[Excerpted records]
* * *

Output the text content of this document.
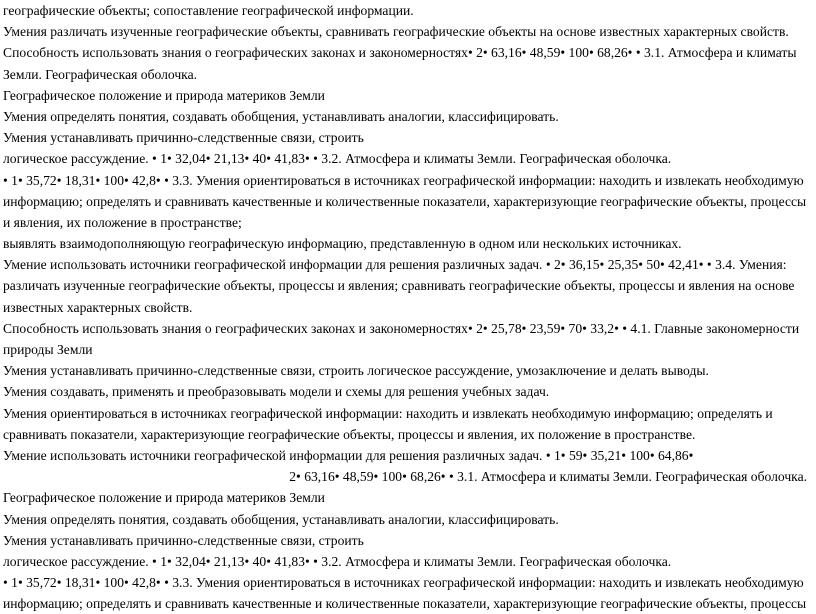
географические объекты; сопоставление географической информации.
Умения различать изученные географические объекты, сравнивать географические объекты на основе известных характерных свойств.
Способность использовать знания о географических законах и закономерностях• 2• 63,16• 48,59• 100• 68,26• • 3.1. Атмосфера и климаты
Земли. Географическая оболочка.
Географическое положение и природа материков Земли
Умения определять понятия, создавать обобщения, устанавливать аналогии, классифицировать.
Умения устанавливать причинно-следственные связи, строить
логическое рассуждение. • 1• 32,04• 21,13• 40• 41,83• • 3.2. Атмосфера и климаты Земли. Географическая оболочка.
• 1• 35,72• 18,31• 100• 42,8• • 3.3. Умения ориентироваться в источниках географической информации: находить и извлекать необходимую
информацию; определять и сравнивать качественные и количественные показатели, характеризующие географические объекты, процессы
и явления, их положение в пространстве;
выявлять взаимодополняющую географическую информацию, представленную в одном или нескольких источниках.
Умение использовать источники географической информации для решения различных задач. • 2• 36,15• 25,35• 50• 42,41• • 3.4. Умения:
различать изученные географические объекты, процессы и явления; сравнивать географические объекты, процессы и явления на основе
известных характерных свойств.
Способность использовать знания о географических законах и закономерностях• 2• 25,78• 23,59• 70• 33,2• • 4.1. Главные закономерности
природы Земли
Умения устанавливать причинно-следственные связи, строить логическое рассуждение, умозаключение и делать выводы.
Умения создавать, применять и преобразовывать модели и схемы для решения учебных задач.
Умения ориентироваться в источниках географической информации: находить и извлекать необходимую информацию; определять и
сравнивать показатели, характеризующие географические объекты, процессы и явления, их положение в пространстве.
Умение использовать источники географической информации для решения различных задач. • 1• 59• 35,21• 100• 64,86•
2• 63,16• 48,59• 100• 68,26• • 3.1. Атмосфера и климаты Земли. Географическая оболочка.
Географическое положение и природа материков Земли
Умения определять понятия, создавать обобщения, устанавливать аналогии, классифицировать.
Умения устанавливать причинно-следственные связи, строить
логическое рассуждение. • 1• 32,04• 21,13• 40• 41,83• • 3.2. Атмосфера и климаты Земли. Географическая оболочка.
• 1• 35,72• 18,31• 100• 42,8• • 3.3. Умения ориентироваться в источниках географической информации: находить и извлекать необходимую
информацию; определять и сравнивать качественные и количественные показатели, характеризующие географические объекты, процессы
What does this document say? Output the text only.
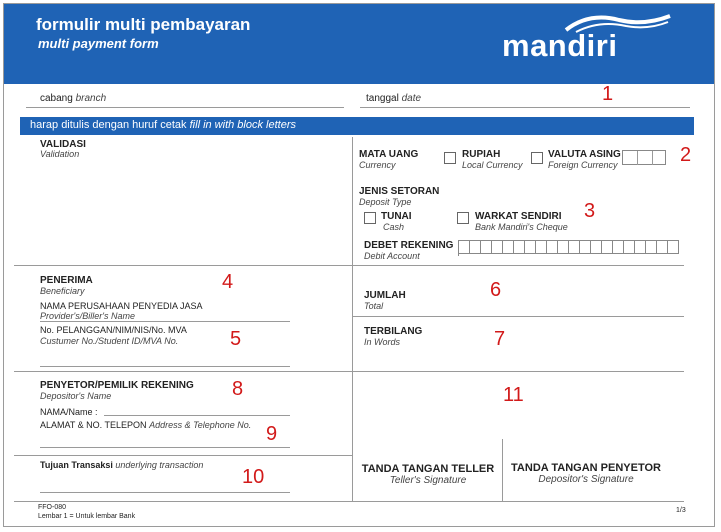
formulir multi pembayaran
multi payment form	mandiri
cabang branch	tanggal date	1
harap ditulis dengan huruf cetak fill in with block letters
VALIDASI
Validation	MATA UANG
Currency
RUPIAH
Local Currency
VALUTA ASING
Foreign Currency	2
JENIS SETORAN
Deposit Type
TUNAI
Cash
WARKAT SENDIRI
Bank Mandiri's Cheque
3
DEBET REKENING
Debit Account
PENERIMA
Beneficiary
NAMA PERUSAHAAN PENYEDIA JASA
Provider's/Biller's Name
No. PELANGGAN/NIM/NIS/No. MVA
Custumer No./Student ID/MVA No.
4
5
JUMLAH
Total
6
TERBILANG
In Words	7
PENYETOR/PEMILIK REKENING
Depositor's Name	8
NAMA/Name :
ALAMAT & NO. TELEPON Address & Telephone No. 9
Tujuan Transaksi underlying transaction
10
11
TANDA TANGAN TELLER
Teller's Signature
TANDA TANGAN PENYETOR
Depositor's Signature
FFO-080
Lembar 1 = Untuk lembar Bank
1/3
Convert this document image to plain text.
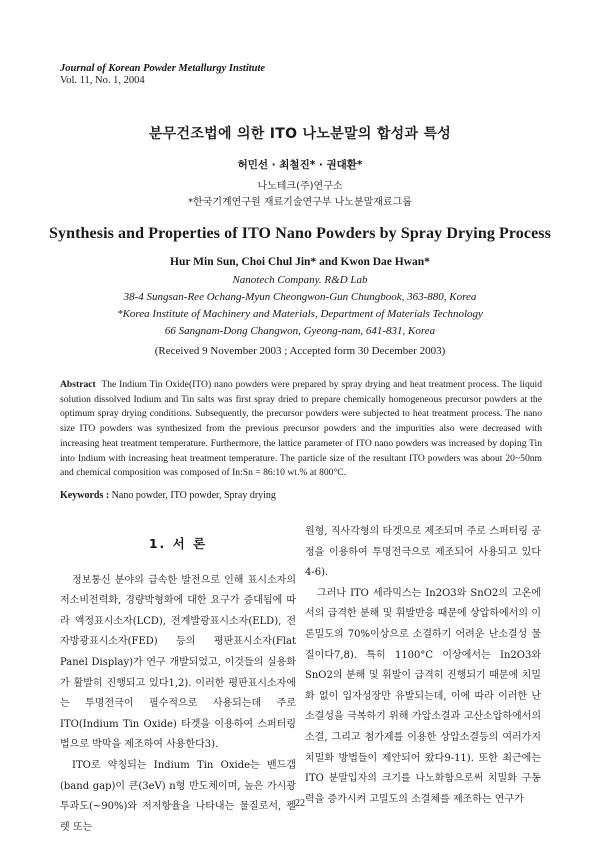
Journal of Korean Powder Metallurgy Institute
Vol. 11, No. 1, 2004
분무건조법에 의한 ITO 나노분말의 합성과 특성
허민선 · 최철진* · 권대환*
나노테크(주)연구소
*한국기계연구원 재료기술연구부 나노분말재료그룹
Synthesis and Properties of ITO Nano Powders by Spray Drying Process
Hur Min Sun, Choi Chul Jin* and Kwon Dae Hwan*
Nanotech Company. R&D Lab
38-4 Sungsan-Ree Ochang-Myun Cheongwon-Gun Chungbook, 363-880, Korea
*Korea Institute of Machinery and Materials, Department of Materials Technology
66 Sangnam-Dong Changwon, Gyeong-nam, 641-831, Korea
(Received 9 November 2003 ; Accepted form 30 December 2003)
Abstract The Indium Tin Oxide(ITO) nano powders were prepared by spray drying and heat treatment process. The liquid solution dissolved Indium and Tin salts was first spray dried to prepare chemically homogeneous precursor powders at the optimum spray drying conditions. Subsequently, the precursor powders were subjected to heat treatment process. The nano size ITO powders was synthesized from the previous precursor powders and the impurities also were decreased with increasing heat treatment temperature. Furthermore, the lattice parameter of ITO nano powders was increased by doping Tin into Indium with increasing heat treatment temperature. The particle size of the resultant ITO powders was about 20~50nm and chemical composition was composed of In:Sn = 86:10 wt.% at 800°C.
Keywords : Nano powder, ITO powder, Spray drying
1. 서 론

정보통신 분야의 급속한 발전으로 인해 표시소자의 저소비전력화, 경량박형화에 대한 요구가 증대됨에 따라 액정표시소자(LCD), 전계발광표시소자(ELD), 전자방광표시소자(FED) 등의 평판표시소자(Flat Panel Display)가 연구 개발되었고, 이것들의 실용화가 활발히 진행되고 있다1,2). 이러한 평판표시소자에는 투명전극이 필수적으로 사용되는데 주로 ITO(Indium Tin Oxide) 타겟을 이용하여 스퍼터링법으로 박막을 제조하여 사용한다3).

ITO로 약칭되는 Indium Tin Oxide는 밴드갭(band gap)이 큰(3eV) n형 반도체이며, 높은 가시광 투과도(~90%)와 저저항율을 나타내는 물질로서, 펠렛 또는

원형, 직사각형의 타겟으로 제조되며 주로 스퍼터링 공정을 이용하여 투명전극으로 제조되어 사용되고 있다4-6).

그러나 ITO 세라믹스는 In2O3와 SnO2의 고온에서의 급격한 분해 및 휘발반응 때문에 상압하에서의 이론밀도의 70%이상으로 소결하기 어려운 난소결성 물질이다7,8). 특히 1100°C 이상에서는 In2O3와 SnO2의 분해 및 휘발이 급격히 진행되기 때문에 치밀화 없이 입자성장만 유발되는데, 이에 따라 이러한 난소결성을 극복하기 위해 가압소결과 고산소압하에서의 소결, 그리고 첨가제를 이용한 상압소결등의 여러가지 치밀화 방법들이 제안되어 왔다9-11). 또한 최근에는 ITO 분말입자의 크기를 나노화함으로써 치밀화 구동력을 증가시켜 고밀도의 소결체를 제조하는 연구가

22
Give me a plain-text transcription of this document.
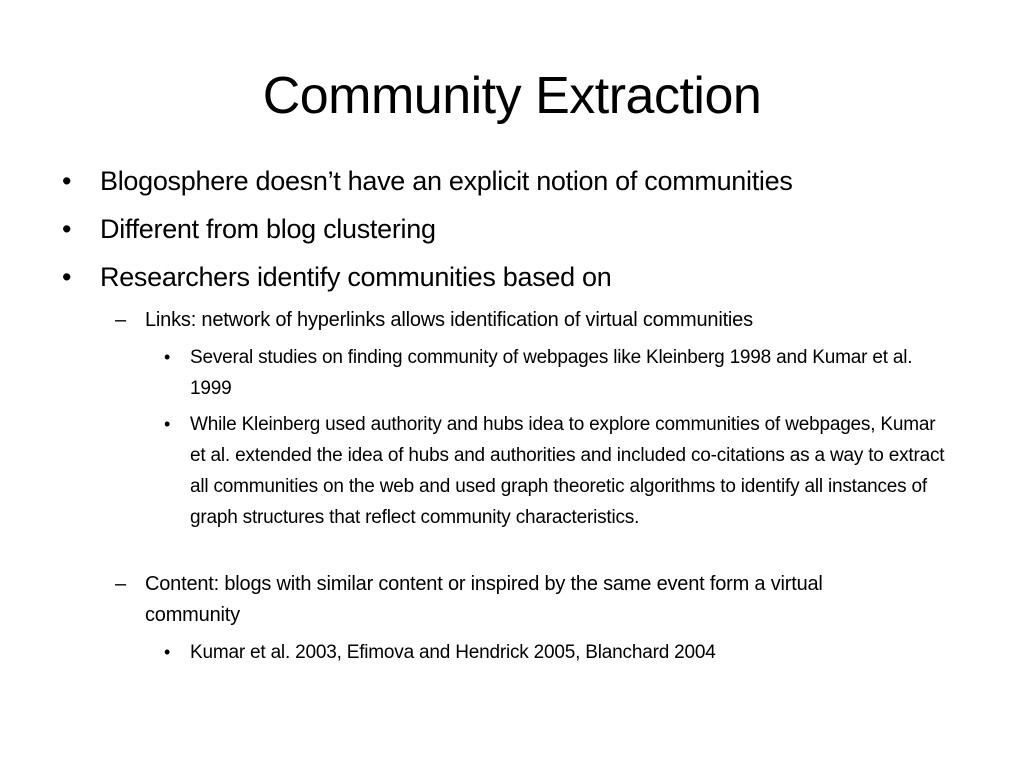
Community Extraction
•	Blogosphere doesn’t have an explicit notion of communities
•	Different from blog clustering
•	Researchers identify communities based on
– Links: network of hyperlinks allows identification of virtual communities
•	Several studies on finding community of webpages like Kleinberg 1998 and Kumar et al. 1999
•	While Kleinberg used authority and hubs idea to explore communities of webpages, Kumar et al. extended the idea of hubs and authorities and included co-citations as a way to extract all communities on the web and used graph theoretic algorithms to identify all instances of graph structures that reflect community characteristics.
– Content: blogs with similar content or inspired by the same event form a virtual community
•	Kumar et al. 2003, Efimova and Hendrick 2005, Blanchard 2004
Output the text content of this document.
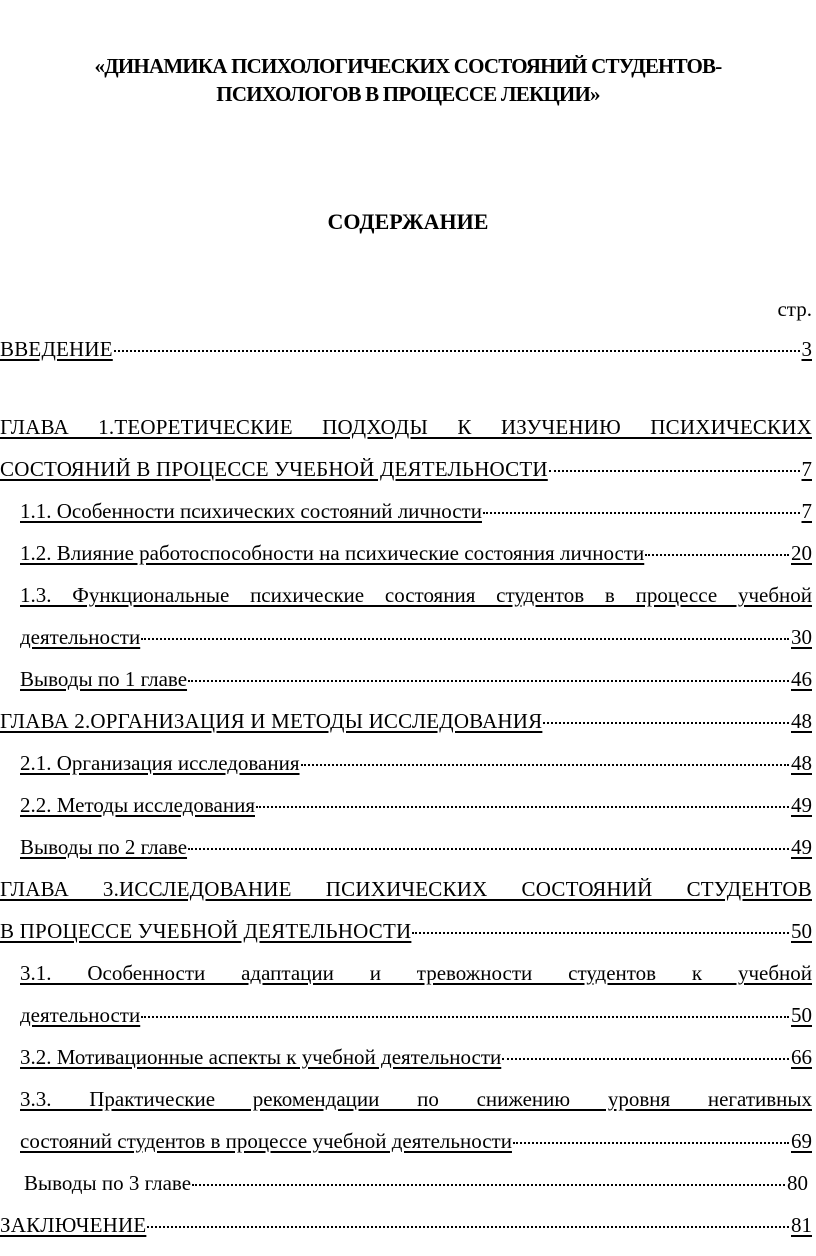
«ДИНАМИКА ПСИХОЛОГИЧЕСКИХ СОСТОЯНИЙ СТУДЕНТОВ-
ПСИХОЛОГОВ В ПРОЦЕССЕ ЛЕКЦИИ»
СОДЕРЖАНИЕ
стр.
ВВЕДЕНИЕ	3
ГЛАВА 1.ТЕОРЕТИЧЕСКИЕ ПОДХОДЫ К ИЗУЧЕНИЮ ПСИХИЧЕСКИХ
СОСТОЯНИЙ В ПРОЦЕССЕ УЧЕБНОЙ ДЕЯТЕЛЬНОСТИ	7
1.1. Особенности психических состояний личности	7
1.2. Влияние работоспособности на психические состояния личности	20
1.3. Функциональные психические состояния студентов в процессе учебной
деятельности	30
Выводы по 1 главе	46
ГЛАВА 2.ОРГАНИЗАЦИЯ И МЕТОДЫ ИССЛЕДОВАНИЯ	48
2.1. Организация исследования	48
2.2. Методы исследования	49
Выводы по 2 главе	49
ГЛАВА 3.ИССЛЕДОВАНИЕ ПСИХИЧЕСКИХ СОСТОЯНИЙ СТУДЕНТОВ
В ПРОЦЕССЕ УЧЕБНОЙ ДЕЯТЕЛЬНОСТИ	50
3.1. Особенности адаптации и тревожности студентов к учебной
деятельности	50
3.2. Мотивационные аспекты к учебной деятельности	66
3.3. Практические рекомендации по снижению уровня негативных
состояний студентов в процессе учебной деятельности	69
Выводы по 3 главе	80
ЗАКЛЮЧЕНИЕ	81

* * *

[Set exercise] Look through the data and gather every line with the string "Depositor" in it.

[Task answer]
Depositor's Name	8
Depositor's Signature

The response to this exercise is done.